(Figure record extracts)
------------------------------

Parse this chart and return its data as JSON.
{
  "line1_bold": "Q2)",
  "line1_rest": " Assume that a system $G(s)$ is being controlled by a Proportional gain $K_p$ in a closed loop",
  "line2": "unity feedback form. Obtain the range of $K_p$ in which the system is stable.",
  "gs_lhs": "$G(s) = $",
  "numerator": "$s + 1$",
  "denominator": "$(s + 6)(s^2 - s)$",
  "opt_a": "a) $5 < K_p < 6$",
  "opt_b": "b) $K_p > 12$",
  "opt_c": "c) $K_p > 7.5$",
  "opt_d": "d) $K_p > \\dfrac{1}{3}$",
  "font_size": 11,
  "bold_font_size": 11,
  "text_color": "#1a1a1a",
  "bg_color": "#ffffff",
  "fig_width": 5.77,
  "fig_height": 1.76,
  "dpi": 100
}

------------------------------

**Task requirements**
Please restate the records in full, word for word.

**Exercise result**
Parse this chart and return its data as JSON.
{
  "line1_bold": "Q2)",
  "line1_rest": " Assume that a system $G(s)$ is being controlled by a Proportional gain $K_p$ in a closed loop",
  "line2": "unity feedback form. Obtain the range of $K_p$ in which the system is stable.",
  "gs_lhs": "$G(s) = $",
  "numerator": "$s + 1$",
  "denominator": "$(s + 6)(s^2 - s)$",
  "opt_a": "a) $5 < K_p < 6$",
  "opt_b": "b) $K_p > 12$",
  "opt_c": "c) $K_p > 7.5$",
  "opt_d": "d) $K_p > \\dfrac{1}{3}$",
  "font_size": 11,
  "bold_font_size": 11,
  "text_color": "#1a1a1a",
  "bg_color": "#ffffff",
  "fig_width": 5.77,
  "fig_height": 1.76,
  "dpi": 100
}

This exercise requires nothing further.